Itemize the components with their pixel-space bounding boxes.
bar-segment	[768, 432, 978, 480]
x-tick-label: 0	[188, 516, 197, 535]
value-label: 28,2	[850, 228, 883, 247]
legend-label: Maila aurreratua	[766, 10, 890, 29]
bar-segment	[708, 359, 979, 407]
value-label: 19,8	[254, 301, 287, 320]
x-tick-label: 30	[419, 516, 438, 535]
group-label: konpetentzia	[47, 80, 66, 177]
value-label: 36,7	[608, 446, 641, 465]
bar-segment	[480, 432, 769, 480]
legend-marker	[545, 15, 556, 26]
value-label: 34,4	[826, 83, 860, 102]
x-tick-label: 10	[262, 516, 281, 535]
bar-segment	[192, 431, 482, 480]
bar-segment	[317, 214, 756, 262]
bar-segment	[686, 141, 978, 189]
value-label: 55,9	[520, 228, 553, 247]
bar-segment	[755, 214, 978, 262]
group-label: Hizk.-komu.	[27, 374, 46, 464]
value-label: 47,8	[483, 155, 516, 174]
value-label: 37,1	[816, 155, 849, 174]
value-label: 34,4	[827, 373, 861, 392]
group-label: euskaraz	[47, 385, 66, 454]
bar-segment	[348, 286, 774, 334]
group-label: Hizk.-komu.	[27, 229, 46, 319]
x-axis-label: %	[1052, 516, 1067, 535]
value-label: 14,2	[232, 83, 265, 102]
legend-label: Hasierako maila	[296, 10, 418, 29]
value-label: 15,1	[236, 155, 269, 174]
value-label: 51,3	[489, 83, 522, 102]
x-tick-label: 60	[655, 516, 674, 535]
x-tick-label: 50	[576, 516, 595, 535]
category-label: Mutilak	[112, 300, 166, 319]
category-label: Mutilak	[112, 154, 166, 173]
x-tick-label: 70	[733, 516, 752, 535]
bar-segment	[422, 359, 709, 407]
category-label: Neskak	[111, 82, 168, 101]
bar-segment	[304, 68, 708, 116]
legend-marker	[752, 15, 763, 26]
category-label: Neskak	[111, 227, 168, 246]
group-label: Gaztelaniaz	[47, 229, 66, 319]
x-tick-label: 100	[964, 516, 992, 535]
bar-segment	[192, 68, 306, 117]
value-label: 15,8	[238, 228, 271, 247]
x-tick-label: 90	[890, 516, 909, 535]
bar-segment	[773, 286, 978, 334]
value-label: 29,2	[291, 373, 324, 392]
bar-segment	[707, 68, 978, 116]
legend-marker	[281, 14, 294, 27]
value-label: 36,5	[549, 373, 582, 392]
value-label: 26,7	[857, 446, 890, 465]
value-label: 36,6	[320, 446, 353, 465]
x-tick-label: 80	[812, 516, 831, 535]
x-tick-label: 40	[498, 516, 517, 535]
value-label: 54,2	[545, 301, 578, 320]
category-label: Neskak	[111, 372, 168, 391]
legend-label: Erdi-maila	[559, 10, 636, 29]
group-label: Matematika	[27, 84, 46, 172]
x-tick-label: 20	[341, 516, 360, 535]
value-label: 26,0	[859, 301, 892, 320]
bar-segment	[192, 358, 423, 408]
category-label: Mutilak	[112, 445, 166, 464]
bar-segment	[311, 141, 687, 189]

---

WHAT IS NEEDED =>
Rewrite the entries, changing every "value-label" to "data-label" and keeping everything else the same.

ANSWER TO THE PROBLEM =>
Itemize the components with their pixel-space bounding boxes.
bar-segment	[768, 432, 978, 480]
x-tick-label: 0	[188, 516, 197, 535]
data-label: 28,2	[850, 228, 883, 247]
legend-label: Maila aurreratua	[766, 10, 890, 29]
bar-segment	[708, 359, 979, 407]
data-label: 19,8	[254, 301, 287, 320]
x-tick-label: 30	[419, 516, 438, 535]
group-label: konpetentzia	[47, 80, 66, 177]
data-label: 36,7	[608, 446, 641, 465]
bar-segment	[480, 432, 769, 480]
legend-marker	[545, 15, 556, 26]
data-label: 34,4	[826, 83, 860, 102]
x-tick-label: 10	[262, 516, 281, 535]
bar-segment	[192, 431, 482, 480]
bar-segment	[317, 214, 756, 262]
bar-segment	[686, 141, 978, 189]
data-label: 55,9	[520, 228, 553, 247]
bar-segment	[755, 214, 978, 262]
group-label: Hizk.-komu.	[27, 374, 46, 464]
data-label: 47,8	[483, 155, 516, 174]
data-label: 37,1	[816, 155, 849, 174]
data-label: 34,4	[827, 373, 861, 392]
group-label: euskaraz	[47, 385, 66, 454]
bar-segment	[348, 286, 774, 334]
group-label: Hizk.-komu.	[27, 229, 46, 319]
x-axis-label: %	[1052, 516, 1067, 535]
data-label: 14,2	[232, 83, 265, 102]
legend-label: Hasierako maila	[296, 10, 418, 29]
data-label: 15,1	[236, 155, 269, 174]
data-label: 51,3	[489, 83, 522, 102]
x-tick-label: 60	[655, 516, 674, 535]
x-tick-label: 50	[576, 516, 595, 535]
category-label: Mutilak	[112, 300, 166, 319]
category-label: Mutilak	[112, 154, 166, 173]
x-tick-label: 70	[733, 516, 752, 535]
bar-segment	[422, 359, 709, 407]
category-label: Neskak	[111, 82, 168, 101]
bar-segment	[304, 68, 708, 116]
legend-marker	[752, 15, 763, 26]
category-label: Neskak	[111, 227, 168, 246]
group-label: Gaztelaniaz	[47, 229, 66, 319]
x-tick-label: 100	[964, 516, 992, 535]
bar-segment	[192, 68, 306, 117]
data-label: 15,8	[238, 228, 271, 247]
x-tick-label: 90	[890, 516, 909, 535]
bar-segment	[773, 286, 978, 334]
data-label: 29,2	[291, 373, 324, 392]
bar-segment	[707, 68, 978, 116]
legend-marker	[281, 14, 294, 27]
data-label: 36,5	[549, 373, 582, 392]
data-label: 26,7	[857, 446, 890, 465]
data-label: 36,6	[320, 446, 353, 465]
x-tick-label: 80	[812, 516, 831, 535]
x-tick-label: 40	[498, 516, 517, 535]
data-label: 54,2	[545, 301, 578, 320]
category-label: Neskak	[111, 372, 168, 391]
legend-label: Erdi-maila	[559, 10, 636, 29]
group-label: Matematika	[27, 84, 46, 172]
x-tick-label: 20	[341, 516, 360, 535]
data-label: 26,0	[859, 301, 892, 320]
bar-segment	[192, 358, 423, 408]
category-label: Mutilak	[112, 445, 166, 464]
bar-segment	[311, 141, 687, 189]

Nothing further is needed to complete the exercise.